• [작업 지시 A] 하둡 HA 구성 절차를 다룬 발췌 본문을 두 문장으로 요약하세요.
• [작업 지시 B] 하둡 HA 발췌 본문에서 "root@node1:/data# bin/hdfs haadmin"에서 "nn2를 확인 해봄)"까지, 양 끝을 포함한 부분을 다시 적으세요. 그 안의 "split-brain"는 "dual-active" 표현으로 바꿔 넣으세요.
• [작업 지시 C] 하둡 HA 발췌 본문에 따르면 HDFS HA 모드에서 띄울 필요가 없는 것은 무엇입니까?

• [발췌 본문]
━━━━━━━━━━━━━━━━━━━━

9. primary namenode가 active가 아니고 standby일 경우 다음 명령을 주어 active로 전환시킨다.(수동복구 인경우)
root@node1:/data# bin/hdfs haadmin -transitionToActive nn1
* 자동복구인 경우 아래와 같은 메세지가 표시되고 명령은 거부됨
Automatic failover is enabled for NameNode at node1/192.168.10.101:9000
Refusing to manually manage HA state, since it may cause
a split-brain scenario or other incorrect state.
If you are very sure you know what you are doing, please
specify the forcemanual flag.
9-1. resourcemanager를 띄운다.(master, node1에서 각각 실행함)
-root@master:/root# sbin/yarn-daemon.sh start resourcemanager
starting resourcemanager, logging to /usr/local/hadoop/logs/yarn-root-resourcemanager-master.out
-root@node1:/data# yarn-daemon.sh start resourcemanager
starting resourcemanager, logging to /usr/local/hadoop/logs/yarn-root-resourcemanager-node1.out
10. HDFS(NameNode) HA 상태확인(nn1과 nn2를 확인 해봄)
- root@master:/root# bin/hdfs haadmin -getServiceState nn1
active
- root@master:/root# bin/hdfs haadmin -getServiceState nn2
standby
10-1, ResourceManager HA 상태확인 (rm1과 rm2를 확인해봄)
- root@master:/root# bin/yarn rmadmin -getServiceState rm1
standby
- root@master:/root# bin/yarn rmadmin -getServiceState rm2
active
11. datanode를 띄운다. (master에서 hadoop-daemons.sh를 실행하면 slaves파일(예,node1~4)에 등록된 서버 모두가 기동됨)
root@master:/root# sbin/hadoop-daemons.sh start datanode
node3: starting datanode, logging to /usr/local/hadoop-2.6.0/logs/hadoop-root-datanode-node3.out
node4: starting datanode, logging to /usr/local/hadoop-2.6.0/logs/hadoop-root-datanode-node4.out
node2: starting datanode, logging to /usr/local/hadoop-2.6.0/logs/hadoop-root-datanode-node2.out
node1: starting datanode, logging to /usr/local/hadoop-2.6.0/logs/hadoop-root-datanode-node1.out
12. 내용없음
13. nodemanager를 띄운다.(master에서 yarn-daemons.sh를 실행하면 slaves파일(예,node1~4)에 등록된 서버 모두가 기동됨)
root@master:/root# sbin/yarn-daemons.sh start nodemanager
node4: starting nodemanager, logging to /usr/local/hadoop-2.6.0/logs/yarn-root-nodemanager-node4.out
node1: starting nodemanager, logging to /usr/local/hadoop-2.6.0/logs/yarn-root-nodemanager-node1.out
node3: starting nodemanager, logging to /usr/local/hadoop-2.6.0/logs/yarn-root-nodemanager-node3.out
node2: starting nodemanager, logging to /usr/local/hadoop-2.6.0/logs/yarn-root-nodemanager-node2.out
* HDFS HA모드에서는 secondarynamenode를 띄워줄 필요없음
아래는 secondarynamenode를 강제로 띄웠을 때의 메세지를 보여준다.

━━━━━━━━━━━━━━━━━━━━

• [추출 자료]
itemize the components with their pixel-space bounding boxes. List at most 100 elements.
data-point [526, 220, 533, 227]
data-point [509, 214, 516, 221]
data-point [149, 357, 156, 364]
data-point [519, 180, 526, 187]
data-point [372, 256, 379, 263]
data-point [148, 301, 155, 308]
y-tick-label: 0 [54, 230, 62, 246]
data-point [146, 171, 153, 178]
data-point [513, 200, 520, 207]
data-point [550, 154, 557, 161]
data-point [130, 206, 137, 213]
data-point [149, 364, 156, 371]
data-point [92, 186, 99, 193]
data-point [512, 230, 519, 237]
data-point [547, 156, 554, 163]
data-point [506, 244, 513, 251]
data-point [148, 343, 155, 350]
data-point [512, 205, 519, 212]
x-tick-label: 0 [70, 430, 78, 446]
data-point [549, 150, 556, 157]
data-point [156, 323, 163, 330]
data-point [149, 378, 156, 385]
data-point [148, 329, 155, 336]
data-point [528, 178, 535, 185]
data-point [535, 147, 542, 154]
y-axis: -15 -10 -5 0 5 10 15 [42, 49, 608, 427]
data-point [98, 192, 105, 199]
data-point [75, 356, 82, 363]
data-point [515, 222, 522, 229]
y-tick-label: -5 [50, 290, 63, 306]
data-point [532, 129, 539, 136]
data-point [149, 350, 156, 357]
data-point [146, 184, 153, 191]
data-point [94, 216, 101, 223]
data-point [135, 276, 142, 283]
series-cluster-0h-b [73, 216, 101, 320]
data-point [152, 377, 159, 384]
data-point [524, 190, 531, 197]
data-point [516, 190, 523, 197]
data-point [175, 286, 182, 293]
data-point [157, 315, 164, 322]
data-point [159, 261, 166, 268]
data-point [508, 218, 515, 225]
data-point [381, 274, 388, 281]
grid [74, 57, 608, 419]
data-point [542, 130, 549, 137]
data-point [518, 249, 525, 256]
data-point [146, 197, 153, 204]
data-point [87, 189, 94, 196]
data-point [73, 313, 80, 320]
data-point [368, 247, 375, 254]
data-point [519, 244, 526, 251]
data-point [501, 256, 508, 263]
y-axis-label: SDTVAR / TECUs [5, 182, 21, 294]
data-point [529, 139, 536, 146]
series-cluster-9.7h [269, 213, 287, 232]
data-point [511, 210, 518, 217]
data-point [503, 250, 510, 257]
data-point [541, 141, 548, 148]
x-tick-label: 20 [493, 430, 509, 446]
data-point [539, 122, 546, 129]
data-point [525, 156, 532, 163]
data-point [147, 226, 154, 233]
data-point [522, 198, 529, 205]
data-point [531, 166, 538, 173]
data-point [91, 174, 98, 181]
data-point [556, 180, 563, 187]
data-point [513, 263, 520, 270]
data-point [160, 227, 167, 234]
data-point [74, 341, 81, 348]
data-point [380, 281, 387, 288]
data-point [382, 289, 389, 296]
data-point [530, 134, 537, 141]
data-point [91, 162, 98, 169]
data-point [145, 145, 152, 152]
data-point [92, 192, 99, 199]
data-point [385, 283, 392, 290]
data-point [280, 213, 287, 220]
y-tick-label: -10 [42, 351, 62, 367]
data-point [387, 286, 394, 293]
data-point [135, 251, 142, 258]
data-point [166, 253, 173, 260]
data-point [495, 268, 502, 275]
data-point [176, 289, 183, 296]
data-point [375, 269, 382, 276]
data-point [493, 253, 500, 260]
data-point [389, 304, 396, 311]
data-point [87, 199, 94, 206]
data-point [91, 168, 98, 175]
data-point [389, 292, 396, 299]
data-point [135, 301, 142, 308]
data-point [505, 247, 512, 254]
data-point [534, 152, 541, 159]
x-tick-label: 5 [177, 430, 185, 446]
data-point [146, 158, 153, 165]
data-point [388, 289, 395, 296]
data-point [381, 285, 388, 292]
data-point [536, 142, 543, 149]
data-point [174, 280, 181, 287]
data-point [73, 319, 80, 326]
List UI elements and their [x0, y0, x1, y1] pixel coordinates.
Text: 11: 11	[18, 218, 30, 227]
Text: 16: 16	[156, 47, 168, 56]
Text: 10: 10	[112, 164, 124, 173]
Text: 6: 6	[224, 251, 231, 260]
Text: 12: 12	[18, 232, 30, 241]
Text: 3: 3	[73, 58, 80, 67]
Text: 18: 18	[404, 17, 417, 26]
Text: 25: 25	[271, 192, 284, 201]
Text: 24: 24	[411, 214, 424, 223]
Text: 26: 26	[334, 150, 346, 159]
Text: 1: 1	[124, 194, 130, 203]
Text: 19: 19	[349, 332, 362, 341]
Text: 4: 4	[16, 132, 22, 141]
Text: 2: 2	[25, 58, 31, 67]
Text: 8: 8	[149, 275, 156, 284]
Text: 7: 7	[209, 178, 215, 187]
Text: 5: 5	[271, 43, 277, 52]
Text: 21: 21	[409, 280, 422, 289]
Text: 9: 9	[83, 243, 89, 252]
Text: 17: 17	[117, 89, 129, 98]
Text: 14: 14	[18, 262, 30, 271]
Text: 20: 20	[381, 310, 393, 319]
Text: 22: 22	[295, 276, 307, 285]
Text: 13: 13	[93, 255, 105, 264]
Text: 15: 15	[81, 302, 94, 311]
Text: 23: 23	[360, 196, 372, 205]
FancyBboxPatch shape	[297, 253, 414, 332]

━━━━━━━━━━━━━━━━━━━━

• [작성 답안 A] primary namenode가 standby일 때 수동복구라면 haadmin 명령으로 active로 전환하지만, 자동복구인 경우에는 그 명령이 거부됩니다. 이어서 master와 node1에서 resourcemanager를 띄우고 NameNode와 ResourceManager의 HA 상태를 확인한 뒤, master에서 datanode와 nodemanager를 띄우면 slaves 파일에 등록된 서버가 모두 기동됩니다.

• [작성 답안 B]
root@node1:/data# bin/hdfs haadmin -transitionToActive nn1
* 자동복구인 경우 아래와 같은 메세지가 표시되고 명령은 거부됨
Automatic failover is enabled for NameNode at node1/192.168.10.101:9000
Refusing to manually manage HA state, since it may cause
a dual-active scenario or other incorrect state.
If you are very sure you know what you are doing, please
specify the forcemanual flag.
9-1. resourcemanager를 띄운다.(master, node1에서 각각 실행함)
-root@master:/root# sbin/yarn-daemon.sh start resourcemanager
starting resourcemanager, logging to /usr/local/hadoop/logs/yarn-root-resourcemanager-master.out
-root@node1:/data# yarn-daemon.sh start resourcemanager
starting resourcemanager, logging to /usr/local/hadoop/logs/yarn-root-resourcemanager-node1.out
10. HDFS(NameNode) HA 상태확인(nn1과 nn2를 확인 해봄)

• [작성 답안 C] secondarynamenode